What this task involves —
In the lines below, from the first line through the one containing "point <box>484 74 499 88</box>", substitute "marker" for every "point" and reproduce those lines with everything else unchanged.

Information supplied —
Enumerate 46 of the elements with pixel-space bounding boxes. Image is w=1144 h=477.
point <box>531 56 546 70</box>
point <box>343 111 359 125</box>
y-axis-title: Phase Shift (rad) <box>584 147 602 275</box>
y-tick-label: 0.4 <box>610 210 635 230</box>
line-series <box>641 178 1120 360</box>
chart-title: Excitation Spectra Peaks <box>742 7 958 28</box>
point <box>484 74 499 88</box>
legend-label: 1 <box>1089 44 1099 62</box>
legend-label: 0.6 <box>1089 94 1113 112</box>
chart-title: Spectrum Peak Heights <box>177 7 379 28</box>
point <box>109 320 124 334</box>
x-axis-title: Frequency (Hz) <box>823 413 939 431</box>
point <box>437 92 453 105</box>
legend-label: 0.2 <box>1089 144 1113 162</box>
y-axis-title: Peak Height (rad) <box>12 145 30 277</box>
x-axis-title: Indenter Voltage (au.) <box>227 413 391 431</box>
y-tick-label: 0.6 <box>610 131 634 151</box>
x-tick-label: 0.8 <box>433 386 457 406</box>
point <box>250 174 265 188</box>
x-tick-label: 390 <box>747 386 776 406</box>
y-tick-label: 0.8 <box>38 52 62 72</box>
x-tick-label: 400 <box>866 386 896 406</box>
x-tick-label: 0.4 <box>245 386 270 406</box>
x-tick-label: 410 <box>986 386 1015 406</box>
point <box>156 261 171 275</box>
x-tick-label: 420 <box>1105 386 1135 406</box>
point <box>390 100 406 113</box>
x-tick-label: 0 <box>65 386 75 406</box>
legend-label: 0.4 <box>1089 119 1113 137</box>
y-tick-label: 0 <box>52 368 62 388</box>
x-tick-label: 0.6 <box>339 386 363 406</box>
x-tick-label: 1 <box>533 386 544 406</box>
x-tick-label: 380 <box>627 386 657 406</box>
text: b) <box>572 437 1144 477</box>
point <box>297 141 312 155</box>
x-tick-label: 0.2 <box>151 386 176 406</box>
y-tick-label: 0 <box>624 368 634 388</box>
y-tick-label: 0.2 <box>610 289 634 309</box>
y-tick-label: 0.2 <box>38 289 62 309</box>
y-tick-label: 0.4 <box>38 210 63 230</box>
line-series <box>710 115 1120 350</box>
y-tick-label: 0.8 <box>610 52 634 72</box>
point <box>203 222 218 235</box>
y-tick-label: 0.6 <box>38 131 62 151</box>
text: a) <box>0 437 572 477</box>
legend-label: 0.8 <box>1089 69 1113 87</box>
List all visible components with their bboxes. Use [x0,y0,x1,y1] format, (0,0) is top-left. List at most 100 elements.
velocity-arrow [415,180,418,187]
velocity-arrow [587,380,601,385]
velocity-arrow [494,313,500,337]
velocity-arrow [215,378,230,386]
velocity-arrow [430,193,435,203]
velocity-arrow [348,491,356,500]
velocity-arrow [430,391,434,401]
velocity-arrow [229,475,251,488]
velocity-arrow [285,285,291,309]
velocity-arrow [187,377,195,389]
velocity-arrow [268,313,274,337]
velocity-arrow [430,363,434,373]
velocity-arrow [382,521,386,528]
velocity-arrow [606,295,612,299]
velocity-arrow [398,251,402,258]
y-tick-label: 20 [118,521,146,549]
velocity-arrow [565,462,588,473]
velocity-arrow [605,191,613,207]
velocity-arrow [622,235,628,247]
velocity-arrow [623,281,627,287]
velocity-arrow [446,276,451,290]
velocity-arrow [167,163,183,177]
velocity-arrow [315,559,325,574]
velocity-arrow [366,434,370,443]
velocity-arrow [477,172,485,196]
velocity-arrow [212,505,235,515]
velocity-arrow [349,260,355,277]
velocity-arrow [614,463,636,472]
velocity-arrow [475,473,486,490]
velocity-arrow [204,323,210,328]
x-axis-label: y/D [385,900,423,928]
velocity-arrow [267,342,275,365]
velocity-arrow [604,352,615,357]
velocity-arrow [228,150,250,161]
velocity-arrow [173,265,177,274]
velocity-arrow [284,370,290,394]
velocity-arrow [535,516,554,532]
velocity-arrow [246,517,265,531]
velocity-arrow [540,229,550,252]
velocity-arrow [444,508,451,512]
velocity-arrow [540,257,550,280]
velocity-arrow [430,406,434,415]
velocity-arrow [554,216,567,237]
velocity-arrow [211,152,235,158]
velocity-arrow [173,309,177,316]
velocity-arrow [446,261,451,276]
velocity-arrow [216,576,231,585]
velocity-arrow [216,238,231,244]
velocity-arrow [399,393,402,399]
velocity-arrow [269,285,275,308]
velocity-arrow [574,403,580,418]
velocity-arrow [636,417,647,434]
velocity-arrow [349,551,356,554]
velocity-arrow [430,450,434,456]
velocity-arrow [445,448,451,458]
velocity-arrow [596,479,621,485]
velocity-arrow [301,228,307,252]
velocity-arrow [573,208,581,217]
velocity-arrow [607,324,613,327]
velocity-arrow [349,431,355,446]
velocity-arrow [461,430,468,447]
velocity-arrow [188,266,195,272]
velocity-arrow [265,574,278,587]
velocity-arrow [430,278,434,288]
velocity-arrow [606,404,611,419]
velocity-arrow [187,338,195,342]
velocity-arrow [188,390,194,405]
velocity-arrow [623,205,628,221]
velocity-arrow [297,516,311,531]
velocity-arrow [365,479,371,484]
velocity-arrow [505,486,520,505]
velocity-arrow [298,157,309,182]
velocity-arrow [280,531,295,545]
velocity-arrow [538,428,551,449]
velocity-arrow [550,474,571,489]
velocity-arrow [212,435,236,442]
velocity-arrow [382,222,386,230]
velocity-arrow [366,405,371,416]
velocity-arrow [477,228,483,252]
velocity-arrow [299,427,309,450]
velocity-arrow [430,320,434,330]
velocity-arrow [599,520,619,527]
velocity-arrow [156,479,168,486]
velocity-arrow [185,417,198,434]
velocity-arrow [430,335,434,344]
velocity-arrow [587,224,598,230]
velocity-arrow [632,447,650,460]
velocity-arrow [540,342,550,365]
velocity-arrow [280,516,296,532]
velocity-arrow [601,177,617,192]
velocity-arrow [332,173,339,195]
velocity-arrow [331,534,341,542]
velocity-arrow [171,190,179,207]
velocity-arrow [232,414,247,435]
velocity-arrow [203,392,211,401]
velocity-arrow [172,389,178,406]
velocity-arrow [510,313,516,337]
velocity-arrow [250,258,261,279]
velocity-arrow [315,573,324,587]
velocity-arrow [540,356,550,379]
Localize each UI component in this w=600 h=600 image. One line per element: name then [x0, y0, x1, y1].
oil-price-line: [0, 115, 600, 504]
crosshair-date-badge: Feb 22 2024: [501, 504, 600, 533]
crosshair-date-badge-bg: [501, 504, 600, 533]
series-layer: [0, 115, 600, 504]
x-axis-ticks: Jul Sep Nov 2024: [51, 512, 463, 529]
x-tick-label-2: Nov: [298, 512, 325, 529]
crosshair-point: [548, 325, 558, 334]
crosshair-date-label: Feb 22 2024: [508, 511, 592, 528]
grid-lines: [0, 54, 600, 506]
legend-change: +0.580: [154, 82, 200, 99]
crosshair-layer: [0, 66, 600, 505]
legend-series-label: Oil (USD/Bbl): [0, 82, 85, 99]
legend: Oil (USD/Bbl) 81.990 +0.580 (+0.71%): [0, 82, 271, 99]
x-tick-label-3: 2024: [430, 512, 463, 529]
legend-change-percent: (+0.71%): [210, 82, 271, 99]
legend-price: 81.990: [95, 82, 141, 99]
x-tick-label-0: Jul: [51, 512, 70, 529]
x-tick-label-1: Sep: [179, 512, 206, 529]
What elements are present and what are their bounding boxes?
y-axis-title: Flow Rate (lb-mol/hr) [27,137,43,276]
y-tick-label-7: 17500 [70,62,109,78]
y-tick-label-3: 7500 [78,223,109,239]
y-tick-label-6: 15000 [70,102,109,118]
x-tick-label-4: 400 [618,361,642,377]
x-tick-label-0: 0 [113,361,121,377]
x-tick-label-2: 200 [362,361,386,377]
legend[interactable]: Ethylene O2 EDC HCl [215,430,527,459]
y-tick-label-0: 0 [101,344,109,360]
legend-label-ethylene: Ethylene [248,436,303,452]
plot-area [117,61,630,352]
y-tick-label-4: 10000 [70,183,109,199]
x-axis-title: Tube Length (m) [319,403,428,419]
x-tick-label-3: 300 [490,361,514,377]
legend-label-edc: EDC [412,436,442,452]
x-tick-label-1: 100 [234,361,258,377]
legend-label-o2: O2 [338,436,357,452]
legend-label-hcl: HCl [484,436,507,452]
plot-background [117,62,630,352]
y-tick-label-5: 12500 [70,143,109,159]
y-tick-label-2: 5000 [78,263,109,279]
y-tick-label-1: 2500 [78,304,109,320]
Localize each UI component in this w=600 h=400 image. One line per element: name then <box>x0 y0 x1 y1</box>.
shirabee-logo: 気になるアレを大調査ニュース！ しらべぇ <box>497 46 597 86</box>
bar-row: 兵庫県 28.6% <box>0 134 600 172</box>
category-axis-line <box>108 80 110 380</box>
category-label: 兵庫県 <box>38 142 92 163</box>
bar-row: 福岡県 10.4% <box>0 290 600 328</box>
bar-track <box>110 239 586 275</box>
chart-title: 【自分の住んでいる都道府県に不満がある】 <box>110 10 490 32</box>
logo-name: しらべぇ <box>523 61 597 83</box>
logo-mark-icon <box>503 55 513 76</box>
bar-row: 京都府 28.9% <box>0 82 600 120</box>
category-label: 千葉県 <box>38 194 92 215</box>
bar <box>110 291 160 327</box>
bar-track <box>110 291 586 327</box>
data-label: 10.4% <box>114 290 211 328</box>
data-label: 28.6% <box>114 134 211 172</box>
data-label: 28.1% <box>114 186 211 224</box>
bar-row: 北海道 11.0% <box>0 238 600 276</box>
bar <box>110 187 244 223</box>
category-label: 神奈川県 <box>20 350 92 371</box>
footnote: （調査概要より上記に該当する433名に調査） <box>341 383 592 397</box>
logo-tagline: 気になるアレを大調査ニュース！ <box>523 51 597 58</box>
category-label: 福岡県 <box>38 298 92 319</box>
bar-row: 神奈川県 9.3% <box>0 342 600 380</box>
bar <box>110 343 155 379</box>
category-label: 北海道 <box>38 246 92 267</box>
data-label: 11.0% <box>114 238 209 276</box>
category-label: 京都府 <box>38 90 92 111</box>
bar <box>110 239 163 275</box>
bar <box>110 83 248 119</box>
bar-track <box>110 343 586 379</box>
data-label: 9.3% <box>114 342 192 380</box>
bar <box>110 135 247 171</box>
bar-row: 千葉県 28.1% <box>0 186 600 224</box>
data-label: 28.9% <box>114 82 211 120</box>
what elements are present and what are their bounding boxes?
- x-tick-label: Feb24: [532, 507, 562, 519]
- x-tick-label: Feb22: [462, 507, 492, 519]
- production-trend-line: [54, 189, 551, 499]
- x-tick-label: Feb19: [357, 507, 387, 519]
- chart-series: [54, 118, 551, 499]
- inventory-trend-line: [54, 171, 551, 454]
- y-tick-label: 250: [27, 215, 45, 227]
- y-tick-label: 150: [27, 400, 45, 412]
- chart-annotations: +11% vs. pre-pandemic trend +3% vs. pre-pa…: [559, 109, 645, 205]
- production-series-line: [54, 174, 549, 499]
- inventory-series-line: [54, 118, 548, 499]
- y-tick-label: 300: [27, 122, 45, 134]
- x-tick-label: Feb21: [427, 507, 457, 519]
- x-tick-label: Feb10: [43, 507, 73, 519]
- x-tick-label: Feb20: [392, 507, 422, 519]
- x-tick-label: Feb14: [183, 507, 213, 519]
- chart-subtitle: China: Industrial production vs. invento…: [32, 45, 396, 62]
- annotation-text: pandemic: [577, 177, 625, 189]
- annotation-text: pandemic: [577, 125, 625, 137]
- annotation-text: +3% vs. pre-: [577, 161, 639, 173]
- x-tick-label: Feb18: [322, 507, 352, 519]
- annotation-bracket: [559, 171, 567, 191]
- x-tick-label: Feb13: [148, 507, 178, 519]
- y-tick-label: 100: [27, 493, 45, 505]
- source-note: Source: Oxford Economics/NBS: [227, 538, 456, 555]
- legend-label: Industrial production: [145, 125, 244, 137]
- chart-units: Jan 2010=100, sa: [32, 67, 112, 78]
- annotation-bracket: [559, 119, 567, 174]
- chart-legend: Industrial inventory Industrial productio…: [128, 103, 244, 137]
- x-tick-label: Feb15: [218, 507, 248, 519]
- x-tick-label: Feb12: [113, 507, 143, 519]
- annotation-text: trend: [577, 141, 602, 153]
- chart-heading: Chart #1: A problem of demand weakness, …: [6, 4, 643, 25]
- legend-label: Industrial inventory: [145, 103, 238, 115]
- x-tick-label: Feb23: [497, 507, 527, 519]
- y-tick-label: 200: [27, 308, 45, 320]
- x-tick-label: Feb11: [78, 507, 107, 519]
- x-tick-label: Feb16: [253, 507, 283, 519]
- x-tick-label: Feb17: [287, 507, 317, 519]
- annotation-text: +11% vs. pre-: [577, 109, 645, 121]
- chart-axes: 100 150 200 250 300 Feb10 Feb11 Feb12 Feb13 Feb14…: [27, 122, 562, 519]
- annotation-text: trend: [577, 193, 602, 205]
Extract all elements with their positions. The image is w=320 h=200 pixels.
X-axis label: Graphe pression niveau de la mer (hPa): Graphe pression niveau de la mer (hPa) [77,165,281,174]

The reply —
Enumerate 46 of the elements with pixel-space bounding boxes. Image is w=1144 h=477.
marker <box>531 56 546 70</box>
marker <box>343 111 359 125</box>
y-axis-title: Phase Shift (rad) <box>584 147 602 275</box>
y-tick-label: 0.4 <box>610 210 635 230</box>
line-series <box>641 178 1120 360</box>
chart-title: Excitation Spectra Peaks <box>742 7 958 28</box>
marker <box>484 74 499 88</box>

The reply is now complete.